• RECORD SET
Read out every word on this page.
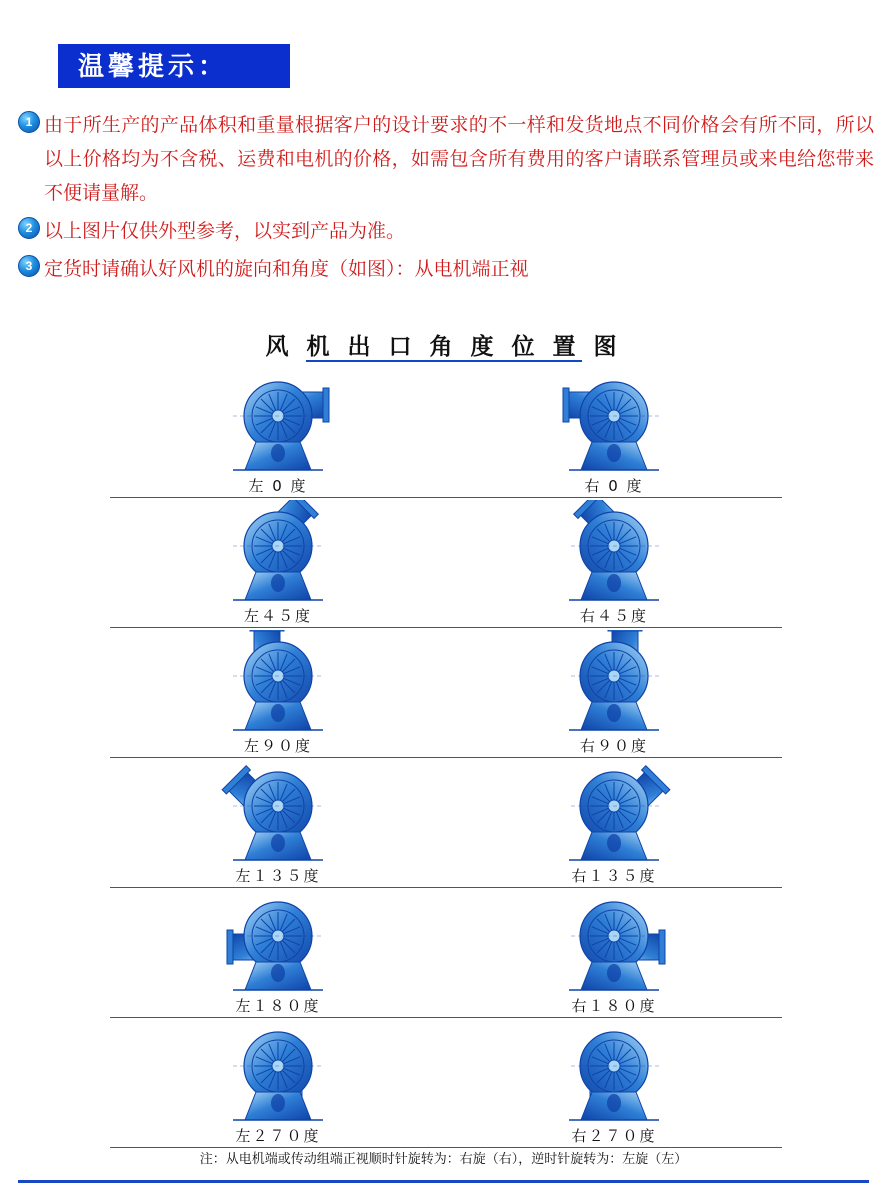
温馨提示：
1 由于所生产的产品体积和重量根据客户的设计要求的不一样和发货地点不同价格会有所不同，所以以上价格均为不含税、运费和电机的价格，如需包含所有费用的客户请联系管理员或来电给您带来不便请量解。
2 以上图片仅供外型参考，以实到产品为准。
3 定货时请确认好风机的旋向和角度（如图）：从电机端正视
风 机 出 口 角 度 位 置 图
左 0 度	右 0 度
左４５度	右４５度
左９０度	右９０度
左１３５度	右１３５度
左１８０度	右１８０度
左２７０度	右２７０度
注：从电机端或传动组端正视顺时针旋转为：右旋（右），逆时针旋转为：左旋（左）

• EXERCISE
Copy the listing exactly. Any image in it stays out of the copy.

• THE RESPONSE
Read out every word on this page.
温馨提示：
1 由于所生产的产品体积和重量根据客户的设计要求的不一样和发货地点不同价格会有所不同，所以以上价格均为不含税、运费和电机的价格，如需包含所有费用的客户请联系管理员或来电给您带来不便请量解。
2 以上图片仅供外型参考，以实到产品为准。
3 定货时请确认好风机的旋向和角度（如图）：从电机端正视
风 机 出 口 角 度 位 置 图
左 0 度	右 0 度
左４５度	右４５度
左９０度	右９０度
左１３５度	右１３５度
左１８０度	右１８０度
左２７０度	右２７０度
注：从电机端或传动组端正视顺时针旋转为：右旋（右），逆时针旋转为：左旋（左）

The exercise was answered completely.